■ Brief:
Output every line of the entries from the line containing "Output the text content of this document." through the last, exactly, with no other content.
===== Data supplied =====
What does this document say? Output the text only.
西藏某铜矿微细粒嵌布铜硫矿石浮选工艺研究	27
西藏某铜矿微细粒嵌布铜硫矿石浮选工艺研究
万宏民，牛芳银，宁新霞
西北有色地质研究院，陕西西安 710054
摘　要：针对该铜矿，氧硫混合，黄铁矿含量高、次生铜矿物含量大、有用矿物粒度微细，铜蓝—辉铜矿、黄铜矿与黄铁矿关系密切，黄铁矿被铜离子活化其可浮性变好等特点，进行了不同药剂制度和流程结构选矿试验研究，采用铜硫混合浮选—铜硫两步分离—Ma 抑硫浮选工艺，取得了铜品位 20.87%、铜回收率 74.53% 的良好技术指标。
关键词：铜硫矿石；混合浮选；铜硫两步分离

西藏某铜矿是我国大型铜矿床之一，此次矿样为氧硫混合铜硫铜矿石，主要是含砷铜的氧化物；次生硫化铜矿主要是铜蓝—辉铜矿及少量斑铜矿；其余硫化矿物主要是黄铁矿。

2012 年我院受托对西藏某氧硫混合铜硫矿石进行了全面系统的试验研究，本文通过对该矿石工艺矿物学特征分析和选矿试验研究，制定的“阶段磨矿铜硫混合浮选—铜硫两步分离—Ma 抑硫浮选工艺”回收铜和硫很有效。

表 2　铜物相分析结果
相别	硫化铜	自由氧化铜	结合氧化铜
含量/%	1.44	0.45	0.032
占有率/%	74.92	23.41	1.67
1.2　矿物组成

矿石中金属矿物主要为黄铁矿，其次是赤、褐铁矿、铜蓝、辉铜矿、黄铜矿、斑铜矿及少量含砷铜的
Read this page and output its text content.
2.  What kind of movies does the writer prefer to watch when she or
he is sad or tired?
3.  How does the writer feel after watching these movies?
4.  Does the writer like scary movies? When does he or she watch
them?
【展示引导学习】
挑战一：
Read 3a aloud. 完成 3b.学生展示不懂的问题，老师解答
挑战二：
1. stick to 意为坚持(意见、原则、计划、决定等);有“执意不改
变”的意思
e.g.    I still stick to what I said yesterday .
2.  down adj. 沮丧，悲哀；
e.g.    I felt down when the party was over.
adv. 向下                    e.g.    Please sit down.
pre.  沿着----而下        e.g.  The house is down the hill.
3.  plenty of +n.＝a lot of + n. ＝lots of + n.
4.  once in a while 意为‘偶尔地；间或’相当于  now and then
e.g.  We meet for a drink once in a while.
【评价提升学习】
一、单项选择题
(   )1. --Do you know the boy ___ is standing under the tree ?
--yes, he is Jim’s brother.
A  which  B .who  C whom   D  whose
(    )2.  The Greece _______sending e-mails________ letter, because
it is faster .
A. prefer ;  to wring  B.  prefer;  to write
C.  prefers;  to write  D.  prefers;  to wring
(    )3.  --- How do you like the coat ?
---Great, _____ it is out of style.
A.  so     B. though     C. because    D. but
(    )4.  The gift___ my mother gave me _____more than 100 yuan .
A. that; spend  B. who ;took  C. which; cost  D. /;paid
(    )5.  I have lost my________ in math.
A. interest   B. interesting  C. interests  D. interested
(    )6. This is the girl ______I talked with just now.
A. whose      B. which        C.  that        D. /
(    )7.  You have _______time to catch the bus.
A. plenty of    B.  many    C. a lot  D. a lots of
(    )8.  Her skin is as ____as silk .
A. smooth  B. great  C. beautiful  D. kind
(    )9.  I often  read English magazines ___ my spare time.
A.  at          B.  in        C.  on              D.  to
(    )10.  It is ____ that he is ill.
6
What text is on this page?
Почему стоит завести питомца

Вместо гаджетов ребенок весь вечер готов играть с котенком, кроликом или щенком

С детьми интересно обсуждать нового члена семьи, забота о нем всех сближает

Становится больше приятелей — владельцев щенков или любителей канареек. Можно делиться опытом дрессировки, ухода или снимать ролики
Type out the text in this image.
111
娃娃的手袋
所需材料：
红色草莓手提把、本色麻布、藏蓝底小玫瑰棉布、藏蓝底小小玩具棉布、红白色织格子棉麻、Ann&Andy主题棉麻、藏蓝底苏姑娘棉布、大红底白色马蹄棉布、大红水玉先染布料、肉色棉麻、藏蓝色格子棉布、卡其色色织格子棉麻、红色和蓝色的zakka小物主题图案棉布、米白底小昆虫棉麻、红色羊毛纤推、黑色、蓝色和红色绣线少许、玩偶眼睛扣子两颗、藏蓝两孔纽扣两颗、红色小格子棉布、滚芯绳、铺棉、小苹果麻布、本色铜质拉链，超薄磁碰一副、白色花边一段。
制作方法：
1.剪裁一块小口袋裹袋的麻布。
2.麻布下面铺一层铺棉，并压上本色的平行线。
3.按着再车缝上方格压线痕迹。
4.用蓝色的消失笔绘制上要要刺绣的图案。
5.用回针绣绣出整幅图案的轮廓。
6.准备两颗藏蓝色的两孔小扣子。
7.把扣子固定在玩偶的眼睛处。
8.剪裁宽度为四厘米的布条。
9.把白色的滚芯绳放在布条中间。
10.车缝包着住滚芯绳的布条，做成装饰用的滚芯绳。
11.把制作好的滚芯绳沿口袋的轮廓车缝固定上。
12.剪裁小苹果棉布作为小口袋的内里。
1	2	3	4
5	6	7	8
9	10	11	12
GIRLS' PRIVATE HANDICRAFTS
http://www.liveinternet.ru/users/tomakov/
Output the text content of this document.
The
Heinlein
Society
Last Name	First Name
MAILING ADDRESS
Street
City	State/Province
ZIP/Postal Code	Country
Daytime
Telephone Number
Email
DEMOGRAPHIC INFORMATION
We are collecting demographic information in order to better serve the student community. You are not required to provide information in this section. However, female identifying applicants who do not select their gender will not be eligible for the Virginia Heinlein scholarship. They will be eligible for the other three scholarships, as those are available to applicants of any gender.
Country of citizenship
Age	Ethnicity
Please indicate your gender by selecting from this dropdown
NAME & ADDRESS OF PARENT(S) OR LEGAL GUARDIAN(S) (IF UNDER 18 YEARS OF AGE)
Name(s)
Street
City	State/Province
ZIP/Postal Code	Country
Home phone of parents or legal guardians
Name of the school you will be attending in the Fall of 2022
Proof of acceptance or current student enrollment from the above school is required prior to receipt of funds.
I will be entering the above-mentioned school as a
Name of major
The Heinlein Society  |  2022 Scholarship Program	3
=====
■ Final result:
Output the text content of this document.
The
Heinlein
Society
Last Name	First Name
MAILING ADDRESS
Street
City	State/Province
ZIP/Postal Code	Country
Daytime
Telephone Number
Email
DEMOGRAPHIC INFORMATION
We are collecting demographic information in order to better serve the student community. You are not required to provide information in this section. However, female identifying applicants who do not select their gender will not be eligible for the Virginia Heinlein scholarship. They will be eligible for the other three scholarships, as those are available to applicants of any gender.
Country of citizenship
Age	Ethnicity
Please indicate your gender by selecting from this dropdown
NAME & ADDRESS OF PARENT(S) OR LEGAL GUARDIAN(S) (IF UNDER 18 YEARS OF AGE)
Name(s)
Street
City	State/Province
ZIP/Postal Code	Country
Home phone of parents or legal guardians
Name of the school you will be attending in the Fall of 2022
Proof of acceptance or current student enrollment from the above school is required prior to receipt of funds.
I will be entering the above-mentioned school as a
Name of major
The Heinlein Society  |  2022 Scholarship Program	3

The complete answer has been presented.